Copy all of the records below verbatim.

==================================================

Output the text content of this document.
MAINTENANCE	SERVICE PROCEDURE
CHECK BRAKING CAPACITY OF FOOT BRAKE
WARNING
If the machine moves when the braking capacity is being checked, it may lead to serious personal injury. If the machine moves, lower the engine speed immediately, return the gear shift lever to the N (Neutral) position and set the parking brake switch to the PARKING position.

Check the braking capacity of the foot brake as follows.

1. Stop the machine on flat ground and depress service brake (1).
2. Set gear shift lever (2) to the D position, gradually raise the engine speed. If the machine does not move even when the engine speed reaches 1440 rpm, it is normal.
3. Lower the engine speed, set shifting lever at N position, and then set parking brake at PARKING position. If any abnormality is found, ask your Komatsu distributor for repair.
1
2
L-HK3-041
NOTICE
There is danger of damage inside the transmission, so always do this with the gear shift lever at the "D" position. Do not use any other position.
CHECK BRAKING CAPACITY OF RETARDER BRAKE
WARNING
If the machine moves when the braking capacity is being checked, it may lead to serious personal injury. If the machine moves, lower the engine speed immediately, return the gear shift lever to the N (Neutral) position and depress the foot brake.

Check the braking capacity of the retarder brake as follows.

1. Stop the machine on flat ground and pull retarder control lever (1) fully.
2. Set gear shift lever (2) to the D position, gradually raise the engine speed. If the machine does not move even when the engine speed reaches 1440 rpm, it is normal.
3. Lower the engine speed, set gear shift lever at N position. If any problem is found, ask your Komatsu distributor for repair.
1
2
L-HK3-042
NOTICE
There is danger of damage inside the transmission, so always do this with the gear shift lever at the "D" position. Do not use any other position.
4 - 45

==================================================

== Result of this exercise ==
Output the text content of this document.
MAINTENANCE	SERVICE PROCEDURE
CHECK BRAKING CAPACITY OF FOOT BRAKE
WARNING
If the machine moves when the braking capacity is being checked, it may lead to serious personal injury. If the machine moves, lower the engine speed immediately, return the gear shift lever to the N (Neutral) position and set the parking brake switch to the PARKING position.

Check the braking capacity of the foot brake as follows.

1. Stop the machine on flat ground and depress service brake (1).
2. Set gear shift lever (2) to the D position, gradually raise the engine speed. If the machine does not move even when the engine speed reaches 1440 rpm, it is normal.
3. Lower the engine speed, set shifting lever at N position, and then set parking brake at PARKING position. If any abnormality is found, ask your Komatsu distributor for repair.
1
2
L-HK3-041
NOTICE
There is danger of damage inside the transmission, so always do this with the gear shift lever at the "D" position. Do not use any other position.
CHECK BRAKING CAPACITY OF RETARDER BRAKE
WARNING
If the machine moves when the braking capacity is being checked, it may lead to serious personal injury. If the machine moves, lower the engine speed immediately, return the gear shift lever to the N (Neutral) position and depress the foot brake.

Check the braking capacity of the retarder brake as follows.

1. Stop the machine on flat ground and pull retarder control lever (1) fully.
2. Set gear shift lever (2) to the D position, gradually raise the engine speed. If the machine does not move even when the engine speed reaches 1440 rpm, it is normal.
3. Lower the engine speed, set gear shift lever at N position. If any problem is found, ask your Komatsu distributor for repair.
1
2
L-HK3-042
NOTICE
There is danger of damage inside the transmission, so always do this with the gear shift lever at the "D" position. Do not use any other position.
4 - 45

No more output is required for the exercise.